- **STATED PROBLEM**:
Reproduce the records below in full and word for word, excluding pictures.

- **EXCERPTED RECORDS**:

####################

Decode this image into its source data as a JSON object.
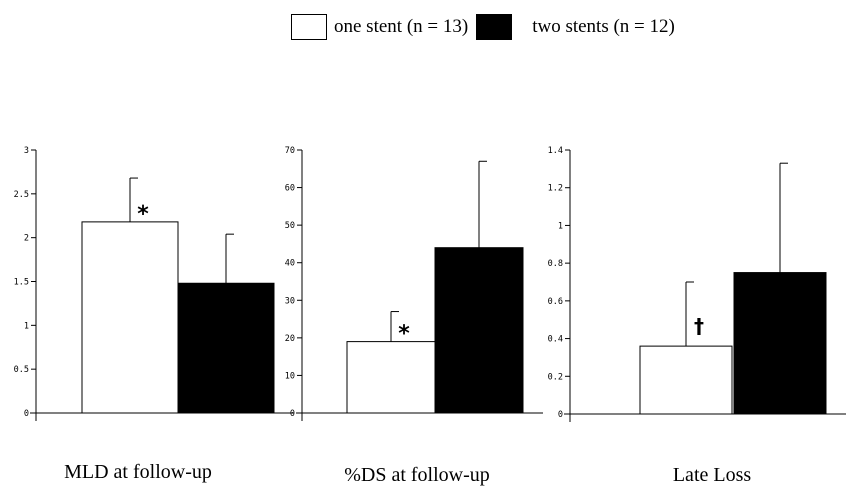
{
  "legend": {
    "series_0": "one stent (n = 13)",
    "series_1": "two stents (n = 12)"
  },
  "colors": {
    "one_stent": "#ffffff",
    "two_stents": "#000000",
    "axis": "#000000"
  },
  "chart_data": [
    {
      "type": "bar",
      "xlabel": "MLD at follow-up",
      "ylim": [
        0,
        3
      ],
      "yticks": [
        "0",
        "0.5",
        "1",
        "1.5",
        "2",
        "2.5",
        "3"
      ],
      "series": [
        {
          "name": "one stent (n = 13)",
          "value": 2.18,
          "error": 0.5,
          "marker": "*"
        },
        {
          "name": "two stents (n = 12)",
          "value": 1.48,
          "error": 0.56,
          "marker": ""
        }
      ]
    },
    {
      "type": "bar",
      "xlabel": "%DS at follow-up",
      "ylim": [
        0,
        70
      ],
      "yticks": [
        "0",
        "10",
        "20",
        "30",
        "40",
        "50",
        "60",
        "70"
      ],
      "series": [
        {
          "name": "one stent (n = 13)",
          "value": 19,
          "error": 8,
          "marker": "*"
        },
        {
          "name": "two stents (n = 12)",
          "value": 44,
          "error": 23,
          "marker": ""
        }
      ]
    },
    {
      "type": "bar",
      "xlabel": "Late Loss",
      "ylim": [
        0,
        1.4
      ],
      "yticks": [
        "0",
        "0.2",
        "0.4",
        "0.6",
        "0.8",
        "1",
        "1.2",
        "1.4"
      ],
      "series": [
        {
          "name": "one stent (n = 13)",
          "value": 0.36,
          "error": 0.34,
          "marker": "†"
        },
        {
          "name": "two stents (n = 12)",
          "value": 0.75,
          "error": 0.58,
          "marker": ""
        }
      ]
    }
  ]
}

####################

- **RESULT OF THE EXERCISE**:
Decode this image into its source data as a JSON object.
{
  "legend": {
    "series_0": "one stent (n = 13)",
    "series_1": "two stents (n = 12)"
  },
  "colors": {
    "one_stent": "#ffffff",
    "two_stents": "#000000",
    "axis": "#000000"
  },
  "chart_data": [
    {
      "type": "bar",
      "xlabel": "MLD at follow-up",
      "ylim": [
        0,
        3
      ],
      "yticks": [
        "0",
        "0.5",
        "1",
        "1.5",
        "2",
        "2.5",
        "3"
      ],
      "series": [
        {
          "name": "one stent (n = 13)",
          "value": 2.18,
          "error": 0.5,
          "marker": "*"
        },
        {
          "name": "two stents (n = 12)",
          "value": 1.48,
          "error": 0.56,
          "marker": ""
        }
      ]
    },
    {
      "type": "bar",
      "xlabel": "%DS at follow-up",
      "ylim": [
        0,
        70
      ],
      "yticks": [
        "0",
        "10",
        "20",
        "30",
        "40",
        "50",
        "60",
        "70"
      ],
      "series": [
        {
          "name": "one stent (n = 13)",
          "value": 19,
          "error": 8,
          "marker": "*"
        },
        {
          "name": "two stents (n = 12)",
          "value": 44,
          "error": 23,
          "marker": ""
        }
      ]
    },
    {
      "type": "bar",
      "xlabel": "Late Loss",
      "ylim": [
        0,
        1.4
      ],
      "yticks": [
        "0",
        "0.2",
        "0.4",
        "0.6",
        "0.8",
        "1",
        "1.2",
        "1.4"
      ],
      "series": [
        {
          "name": "one stent (n = 13)",
          "value": 0.36,
          "error": 0.34,
          "marker": "†"
        },
        {
          "name": "two stents (n = 12)",
          "value": 0.75,
          "error": 0.58,
          "marker": ""
        }
      ]
    }
  ]
}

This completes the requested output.